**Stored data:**
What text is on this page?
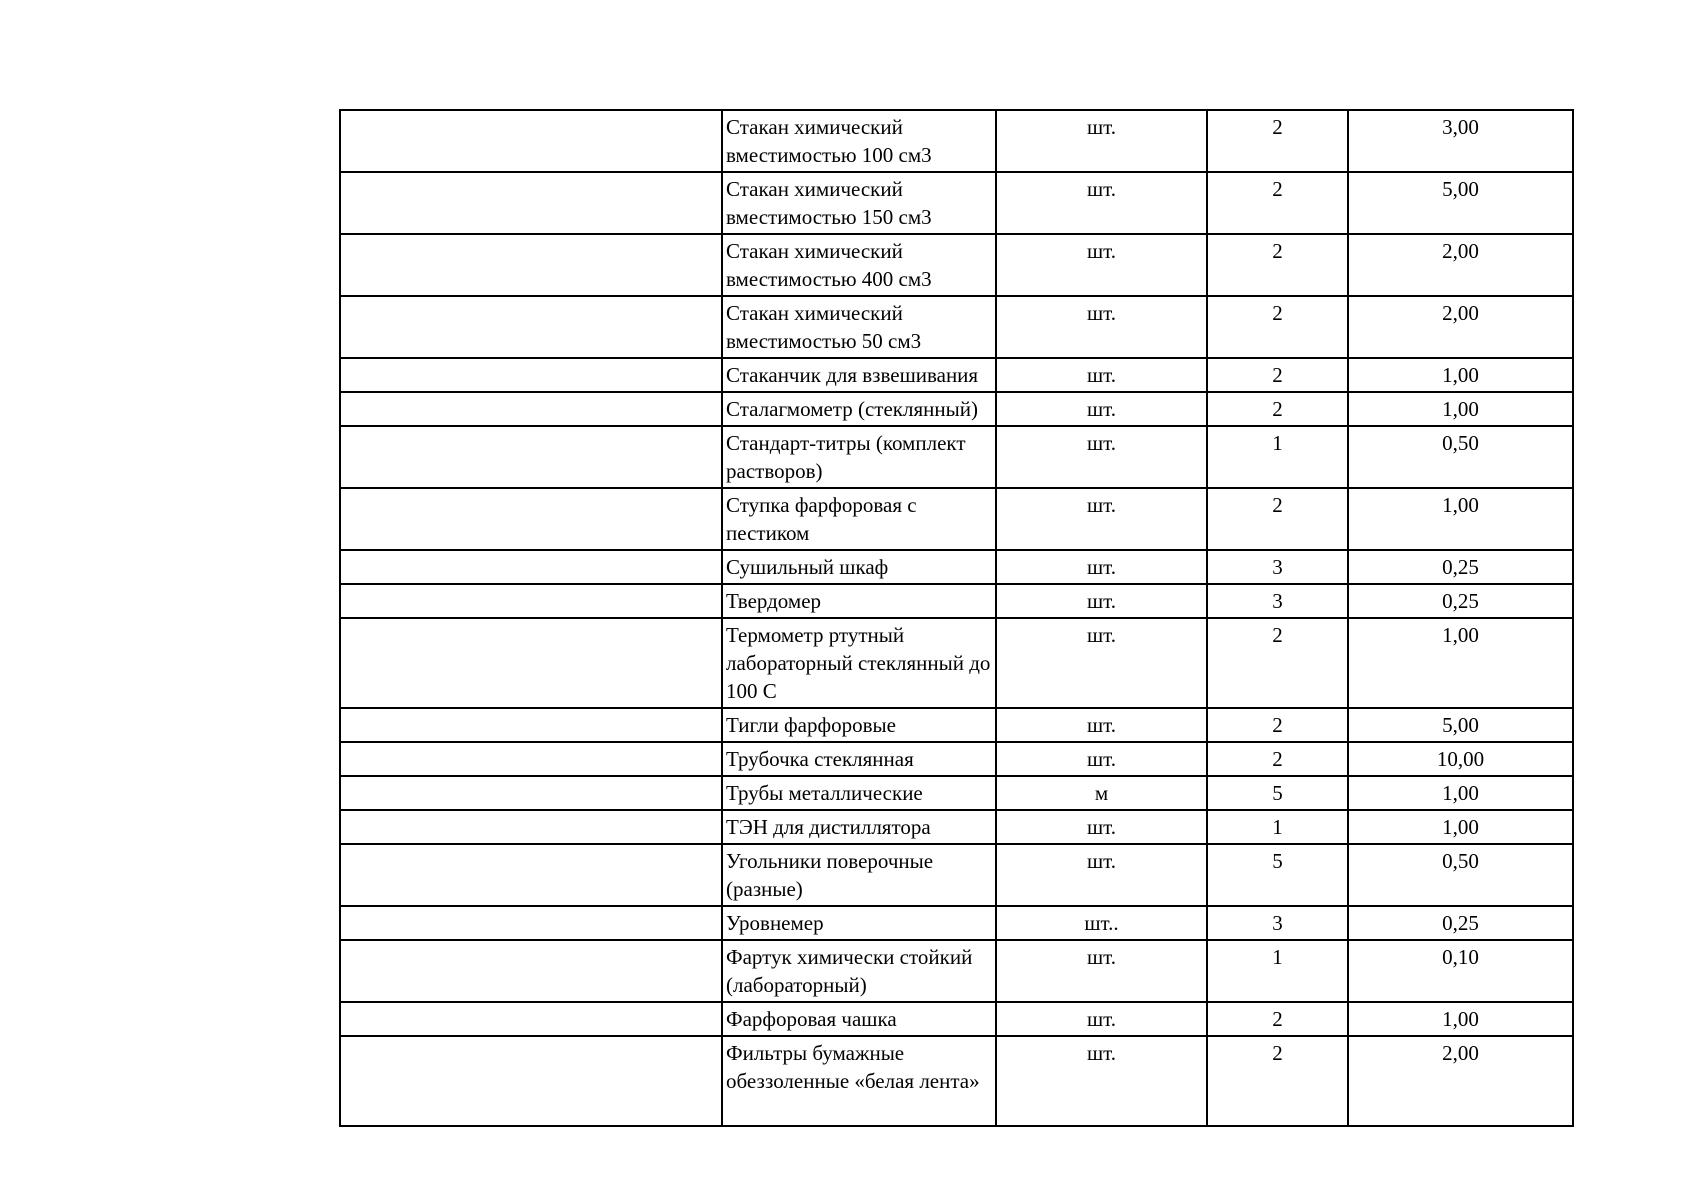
	Стакан химический вместимостью 100 см3	шт.	2	3,00
	Стакан химический вместимостью 150 см3	шт.	2	5,00
	Стакан химический вместимостью 400 см3	шт.	2	2,00
	Стакан химический вместимостью 50 см3	шт.	2	2,00
	Стаканчик для взвешивания	шт.	2	1,00
	Сталагмометр (стеклянный)	шт.	2	1,00
	Стандарт-титры (комплект растворов)	шт.	1	0,50
	Ступка фарфоровая с пестиком	шт.	2	1,00
	Сушильный шкаф	шт.	3	0,25
	Твердомер	шт.	3	0,25
	Термометр ртутный лабораторный стеклянный до 100 С	шт.	2	1,00
	Тигли фарфоровые	шт.	2	5,00
	Трубочка стеклянная	шт.	2	10,00
	Трубы металлические	м	5	1,00
	ТЭН для дистиллятора	шт.	1	1,00
	Угольники поверочные (разные)	шт.	5	0,50
	Уровнемер	шт..	3	0,25
	Фартук химически стойкий (лабораторный)	шт.	1	0,10
	Фарфоровая чашка	шт.	2	1,00
	Фильтры бумажные обеззоленные «белая лента»	шт.	2	2,00
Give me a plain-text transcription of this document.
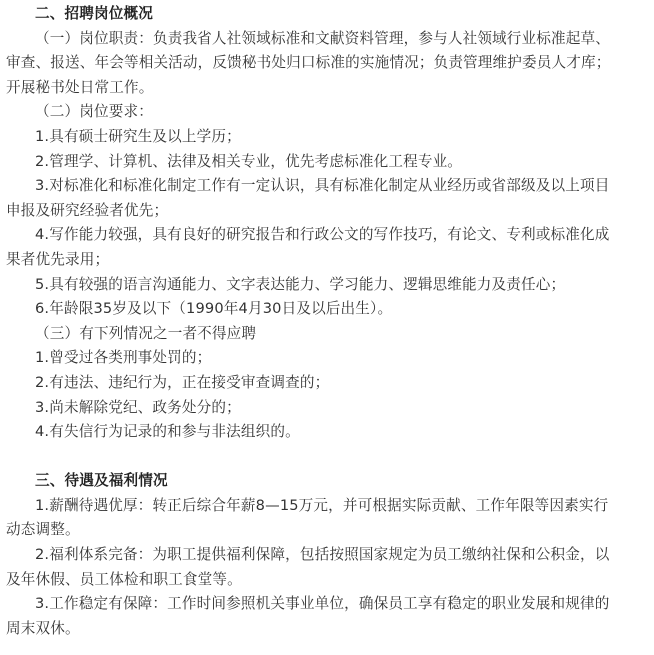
二、招聘岗位概况
（一）岗位职责：负责我省人社领域标准和文献资料管理，参与人社领域行业标准起草、
审查、报送、年会等相关活动，反馈秘书处归口标准的实施情况；负责管理维护委员人才库；
开展秘书处日常工作。
（二）岗位要求：
1.具有硕士研究生及以上学历；
2.管理学、计算机、法律及相关专业，优先考虑标准化工程专业。
3.对标准化和标准化制定工作有一定认识，具有标准化制定从业经历或省部级及以上项目
申报及研究经验者优先；
4.写作能力较强，具有良好的研究报告和行政公文的写作技巧，有论文、专利或标准化成
果者优先录用；
5.具有较强的语言沟通能力、文字表达能力、学习能力、逻辑思维能力及责任心；
6.年龄限35岁及以下（1990年4月30日及以后出生）。
（三）有下列情况之一者不得应聘
1.曾受过各类刑事处罚的；
2.有违法、违纪行为，正在接受审查调查的；
3.尚未解除党纪、政务处分的；
4.有失信行为记录的和参与非法组织的。
三、待遇及福利情况
1.薪酬待遇优厚：转正后综合年薪8—15万元，并可根据实际贡献、工作年限等因素实行
动态调整。
2.福利体系完备：为职工提供福利保障，包括按照国家规定为员工缴纳社保和公积金，以
及年休假、员工体检和职工食堂等。
3.工作稳定有保障：工作时间参照机关事业单位，确保员工享有稳定的职业发展和规律的
周末双休。
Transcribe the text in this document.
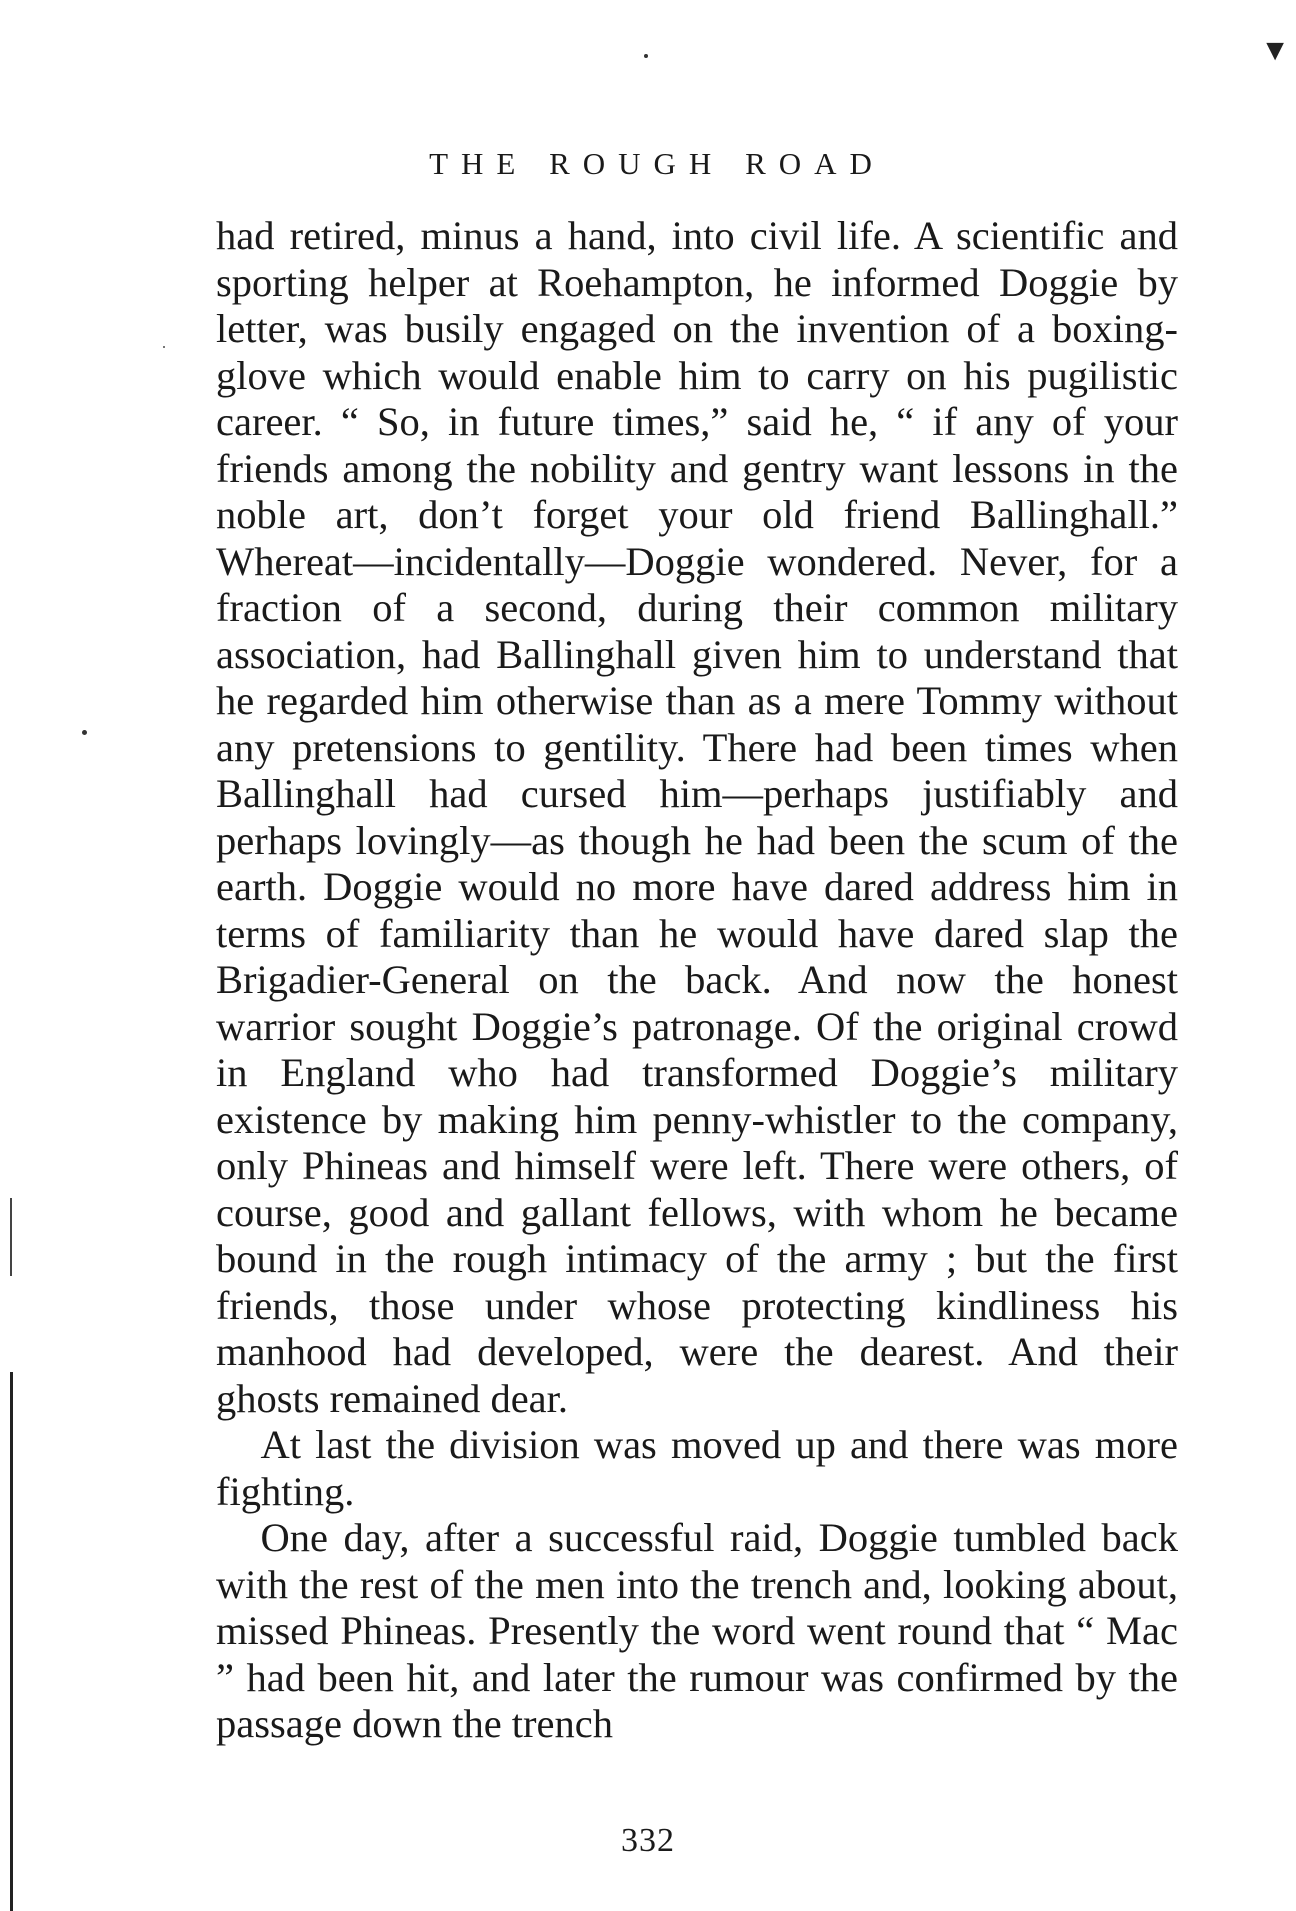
THE ROUGH ROAD

had retired, minus a hand, into civil life. A scientific and sporting helper at Roehampton, he informed Doggie by letter, was busily engaged on the invention of a boxing-glove which would enable him to carry on his pugilistic career. “ So, in future times,” said he, “ if any of your friends among the nobility and gentry want lessons in the noble art, don’t forget your old friend Ballinghall.” Whereat—incidentally—Doggie wondered. Never, for a fraction of a second, during their common military association, had Ballinghall given him to understand that he regarded him otherwise than as a mere Tommy without any pretensions to gentility. There had been times when Ballinghall had cursed him—perhaps justifiably and perhaps lovingly—as though he had been the scum of the earth. Doggie would no more have dared address him in terms of familiarity than he would have dared slap the Brigadier-General on the back. And now the honest warrior sought Doggie’s patronage. Of the original crowd in England who had transformed Doggie’s military existence by making him penny-whistler to the company, only Phineas and himself were left. There were others, of course, good and gallant fellows, with whom he became bound in the rough intimacy of the army ; but the first friends, those under whose protecting kindliness his manhood had developed, were the dearest. And their ghosts remained dear.

At last the division was moved up and there was more fighting.

One day, after a successful raid, Doggie tumbled back with the rest of the men into the trench and, looking about, missed Phineas. Presently the word went round that “ Mac ” had been hit, and later the rumour was confirmed by the passage down the trench

332
▼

**SHORT TASK:** Using the listing above, pick out each line that contains the word "лабораторный", then copy it.

**EXERCISE OUTPUT:**
	Термометр ртутный лабораторный стеклянный до 100 С	шт.	2	1,00
	Фартук химически стойкий (лабораторный)	шт.	1	0,10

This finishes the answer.